== TASK REQUIREMENTS ==
Copy out all the lines in the records that include the word "clockwise".

>> BEGIN

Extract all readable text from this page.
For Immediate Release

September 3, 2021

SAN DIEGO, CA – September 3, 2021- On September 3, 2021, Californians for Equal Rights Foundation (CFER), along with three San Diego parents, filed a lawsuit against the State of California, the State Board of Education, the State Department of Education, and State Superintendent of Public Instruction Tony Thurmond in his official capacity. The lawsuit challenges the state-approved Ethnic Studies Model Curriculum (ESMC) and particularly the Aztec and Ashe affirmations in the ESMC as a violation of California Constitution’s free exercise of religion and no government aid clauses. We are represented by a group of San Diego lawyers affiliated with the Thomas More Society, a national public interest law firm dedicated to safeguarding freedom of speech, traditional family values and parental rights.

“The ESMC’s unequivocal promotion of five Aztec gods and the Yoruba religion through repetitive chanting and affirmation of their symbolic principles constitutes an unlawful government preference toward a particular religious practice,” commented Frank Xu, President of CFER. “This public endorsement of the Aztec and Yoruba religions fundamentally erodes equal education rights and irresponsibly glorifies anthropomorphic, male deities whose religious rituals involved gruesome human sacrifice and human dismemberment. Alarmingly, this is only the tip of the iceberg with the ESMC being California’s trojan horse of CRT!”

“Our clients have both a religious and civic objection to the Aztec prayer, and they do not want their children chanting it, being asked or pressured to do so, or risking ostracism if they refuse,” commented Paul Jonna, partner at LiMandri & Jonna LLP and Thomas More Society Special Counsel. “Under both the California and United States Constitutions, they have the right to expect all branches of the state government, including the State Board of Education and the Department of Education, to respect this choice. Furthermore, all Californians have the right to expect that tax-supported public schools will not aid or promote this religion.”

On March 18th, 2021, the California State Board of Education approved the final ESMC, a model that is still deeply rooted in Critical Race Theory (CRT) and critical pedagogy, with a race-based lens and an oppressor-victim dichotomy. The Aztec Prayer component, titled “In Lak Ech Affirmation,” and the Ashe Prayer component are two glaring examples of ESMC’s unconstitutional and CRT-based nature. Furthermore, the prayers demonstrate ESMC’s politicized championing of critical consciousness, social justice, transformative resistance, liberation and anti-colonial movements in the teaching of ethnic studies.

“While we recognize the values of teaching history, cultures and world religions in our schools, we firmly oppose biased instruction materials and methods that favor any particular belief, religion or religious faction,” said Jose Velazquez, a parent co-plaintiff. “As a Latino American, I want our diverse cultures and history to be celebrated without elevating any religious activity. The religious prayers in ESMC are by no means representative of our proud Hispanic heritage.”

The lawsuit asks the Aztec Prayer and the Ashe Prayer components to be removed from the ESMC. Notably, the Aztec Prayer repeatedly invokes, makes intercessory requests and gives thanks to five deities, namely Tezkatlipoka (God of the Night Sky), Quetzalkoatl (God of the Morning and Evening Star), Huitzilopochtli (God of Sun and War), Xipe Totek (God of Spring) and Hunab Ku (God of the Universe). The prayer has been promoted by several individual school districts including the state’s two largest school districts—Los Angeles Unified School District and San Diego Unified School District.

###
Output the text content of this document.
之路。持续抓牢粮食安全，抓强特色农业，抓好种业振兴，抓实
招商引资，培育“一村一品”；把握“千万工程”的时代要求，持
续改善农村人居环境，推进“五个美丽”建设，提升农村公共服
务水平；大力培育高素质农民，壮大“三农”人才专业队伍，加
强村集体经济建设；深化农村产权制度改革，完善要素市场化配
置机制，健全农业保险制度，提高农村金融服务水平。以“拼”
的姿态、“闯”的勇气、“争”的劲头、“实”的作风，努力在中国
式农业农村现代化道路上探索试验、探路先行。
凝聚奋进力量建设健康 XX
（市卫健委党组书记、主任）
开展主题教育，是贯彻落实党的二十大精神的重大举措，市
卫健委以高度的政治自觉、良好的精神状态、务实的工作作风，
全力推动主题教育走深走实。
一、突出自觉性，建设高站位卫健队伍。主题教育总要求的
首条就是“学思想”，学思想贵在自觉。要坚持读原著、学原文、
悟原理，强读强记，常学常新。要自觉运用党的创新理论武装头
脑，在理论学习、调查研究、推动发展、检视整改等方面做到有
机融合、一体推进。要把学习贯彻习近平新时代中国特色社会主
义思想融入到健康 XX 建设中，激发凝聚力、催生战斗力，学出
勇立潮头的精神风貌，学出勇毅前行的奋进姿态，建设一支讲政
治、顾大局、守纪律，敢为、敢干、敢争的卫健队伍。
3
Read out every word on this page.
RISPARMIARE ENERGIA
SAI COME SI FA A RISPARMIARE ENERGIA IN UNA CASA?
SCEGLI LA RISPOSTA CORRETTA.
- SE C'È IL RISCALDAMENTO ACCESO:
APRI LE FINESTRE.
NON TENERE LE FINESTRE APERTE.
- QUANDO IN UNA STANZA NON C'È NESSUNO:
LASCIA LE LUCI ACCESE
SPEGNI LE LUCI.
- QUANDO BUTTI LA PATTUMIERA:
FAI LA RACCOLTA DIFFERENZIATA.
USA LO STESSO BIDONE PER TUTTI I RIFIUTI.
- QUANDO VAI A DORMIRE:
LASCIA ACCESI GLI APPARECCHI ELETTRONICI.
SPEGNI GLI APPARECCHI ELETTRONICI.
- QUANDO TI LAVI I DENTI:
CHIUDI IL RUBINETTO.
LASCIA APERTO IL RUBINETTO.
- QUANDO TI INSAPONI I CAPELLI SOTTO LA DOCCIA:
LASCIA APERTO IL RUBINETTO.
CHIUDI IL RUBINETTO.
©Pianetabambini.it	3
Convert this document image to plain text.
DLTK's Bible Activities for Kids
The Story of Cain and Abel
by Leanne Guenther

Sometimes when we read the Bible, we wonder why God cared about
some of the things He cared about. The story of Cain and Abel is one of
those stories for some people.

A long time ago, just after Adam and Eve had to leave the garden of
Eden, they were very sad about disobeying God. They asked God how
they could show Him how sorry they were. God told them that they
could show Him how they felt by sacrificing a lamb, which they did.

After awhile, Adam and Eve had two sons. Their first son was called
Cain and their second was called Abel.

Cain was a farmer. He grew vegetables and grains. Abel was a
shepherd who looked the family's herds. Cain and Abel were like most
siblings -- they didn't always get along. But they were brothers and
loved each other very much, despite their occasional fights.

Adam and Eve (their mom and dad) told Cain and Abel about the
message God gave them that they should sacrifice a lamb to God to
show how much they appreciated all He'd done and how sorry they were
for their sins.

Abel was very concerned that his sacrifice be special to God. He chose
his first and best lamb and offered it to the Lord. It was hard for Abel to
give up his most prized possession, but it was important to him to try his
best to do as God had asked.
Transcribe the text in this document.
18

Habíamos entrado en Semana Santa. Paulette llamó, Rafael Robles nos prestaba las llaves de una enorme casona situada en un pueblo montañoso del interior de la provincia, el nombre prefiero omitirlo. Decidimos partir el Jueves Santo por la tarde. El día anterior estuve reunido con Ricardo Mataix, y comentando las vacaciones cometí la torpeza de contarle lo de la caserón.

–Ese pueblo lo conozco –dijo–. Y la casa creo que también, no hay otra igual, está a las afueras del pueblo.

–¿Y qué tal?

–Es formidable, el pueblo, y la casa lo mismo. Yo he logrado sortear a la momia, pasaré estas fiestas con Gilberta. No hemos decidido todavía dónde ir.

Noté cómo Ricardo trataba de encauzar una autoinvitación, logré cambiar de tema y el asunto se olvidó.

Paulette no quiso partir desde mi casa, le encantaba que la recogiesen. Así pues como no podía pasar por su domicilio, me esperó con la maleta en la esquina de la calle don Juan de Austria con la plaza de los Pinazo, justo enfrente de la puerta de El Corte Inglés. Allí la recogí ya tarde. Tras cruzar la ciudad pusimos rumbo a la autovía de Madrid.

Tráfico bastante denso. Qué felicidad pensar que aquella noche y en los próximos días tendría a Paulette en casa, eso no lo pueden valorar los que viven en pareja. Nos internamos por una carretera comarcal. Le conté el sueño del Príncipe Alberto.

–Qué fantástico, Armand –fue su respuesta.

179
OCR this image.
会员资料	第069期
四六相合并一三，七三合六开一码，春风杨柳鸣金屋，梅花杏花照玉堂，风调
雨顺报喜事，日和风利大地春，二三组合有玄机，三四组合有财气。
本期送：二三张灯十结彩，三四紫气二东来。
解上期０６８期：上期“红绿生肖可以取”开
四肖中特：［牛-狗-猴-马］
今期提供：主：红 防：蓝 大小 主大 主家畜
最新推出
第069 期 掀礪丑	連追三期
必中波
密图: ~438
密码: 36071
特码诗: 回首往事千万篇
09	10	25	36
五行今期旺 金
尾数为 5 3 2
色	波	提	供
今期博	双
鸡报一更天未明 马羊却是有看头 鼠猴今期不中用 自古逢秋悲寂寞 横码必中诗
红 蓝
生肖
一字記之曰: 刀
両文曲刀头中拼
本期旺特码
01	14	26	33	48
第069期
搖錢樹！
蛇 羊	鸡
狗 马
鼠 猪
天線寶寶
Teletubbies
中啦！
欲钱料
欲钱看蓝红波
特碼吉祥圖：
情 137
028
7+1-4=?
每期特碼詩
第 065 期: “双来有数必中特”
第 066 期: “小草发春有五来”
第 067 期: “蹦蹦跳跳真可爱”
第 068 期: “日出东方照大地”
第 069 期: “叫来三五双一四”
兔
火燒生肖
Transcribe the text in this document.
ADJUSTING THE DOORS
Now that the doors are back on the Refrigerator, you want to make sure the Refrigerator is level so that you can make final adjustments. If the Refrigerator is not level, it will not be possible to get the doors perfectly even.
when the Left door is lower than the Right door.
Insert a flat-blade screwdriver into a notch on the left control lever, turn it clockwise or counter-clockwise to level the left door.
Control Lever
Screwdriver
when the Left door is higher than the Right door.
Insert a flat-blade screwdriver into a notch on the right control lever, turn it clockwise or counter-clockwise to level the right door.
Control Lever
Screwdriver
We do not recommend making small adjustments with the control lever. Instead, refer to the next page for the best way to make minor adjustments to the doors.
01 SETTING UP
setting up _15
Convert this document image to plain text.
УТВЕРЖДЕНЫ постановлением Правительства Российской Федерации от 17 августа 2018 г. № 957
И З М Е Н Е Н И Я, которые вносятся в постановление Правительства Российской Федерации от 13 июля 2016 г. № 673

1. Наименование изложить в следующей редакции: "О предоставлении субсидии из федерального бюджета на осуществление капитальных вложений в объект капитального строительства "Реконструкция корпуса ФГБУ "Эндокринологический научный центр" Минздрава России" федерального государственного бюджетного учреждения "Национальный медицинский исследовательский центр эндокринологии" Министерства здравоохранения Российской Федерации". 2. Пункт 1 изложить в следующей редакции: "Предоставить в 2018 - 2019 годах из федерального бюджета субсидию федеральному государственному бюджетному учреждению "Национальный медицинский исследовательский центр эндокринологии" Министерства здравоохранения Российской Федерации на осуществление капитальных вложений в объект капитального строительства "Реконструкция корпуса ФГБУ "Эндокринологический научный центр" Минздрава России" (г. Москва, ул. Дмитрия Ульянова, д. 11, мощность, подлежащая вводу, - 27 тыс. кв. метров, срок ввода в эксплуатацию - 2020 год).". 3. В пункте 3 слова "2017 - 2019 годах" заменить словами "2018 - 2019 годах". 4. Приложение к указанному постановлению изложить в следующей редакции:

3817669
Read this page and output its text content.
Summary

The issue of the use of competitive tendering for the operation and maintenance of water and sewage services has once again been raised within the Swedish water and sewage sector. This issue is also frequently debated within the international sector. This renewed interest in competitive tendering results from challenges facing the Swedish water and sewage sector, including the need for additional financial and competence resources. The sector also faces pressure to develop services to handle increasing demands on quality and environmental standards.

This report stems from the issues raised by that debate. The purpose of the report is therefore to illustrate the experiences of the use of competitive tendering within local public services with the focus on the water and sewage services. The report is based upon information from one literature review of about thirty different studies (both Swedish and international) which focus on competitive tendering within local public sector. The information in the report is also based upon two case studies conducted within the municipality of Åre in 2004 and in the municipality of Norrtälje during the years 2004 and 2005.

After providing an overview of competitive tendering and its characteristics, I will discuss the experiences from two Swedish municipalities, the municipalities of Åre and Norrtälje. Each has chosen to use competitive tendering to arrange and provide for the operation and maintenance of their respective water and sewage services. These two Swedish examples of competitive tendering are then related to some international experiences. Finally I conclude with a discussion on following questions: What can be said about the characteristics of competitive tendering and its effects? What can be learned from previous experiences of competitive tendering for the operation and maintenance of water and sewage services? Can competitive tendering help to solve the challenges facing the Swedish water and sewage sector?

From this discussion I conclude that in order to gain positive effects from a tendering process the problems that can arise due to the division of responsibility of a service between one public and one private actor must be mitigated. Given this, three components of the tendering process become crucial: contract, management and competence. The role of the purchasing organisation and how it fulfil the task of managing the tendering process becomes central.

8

>> END

== FINISHED ANSWER ==
Insert a flat-blade screwdriver into a notch on the left control lever, turn it clockwise or counter-clockwise to level the left door.
Insert a flat-blade screwdriver into a notch on the right control lever, turn it clockwise or counter-clockwise to level the right door.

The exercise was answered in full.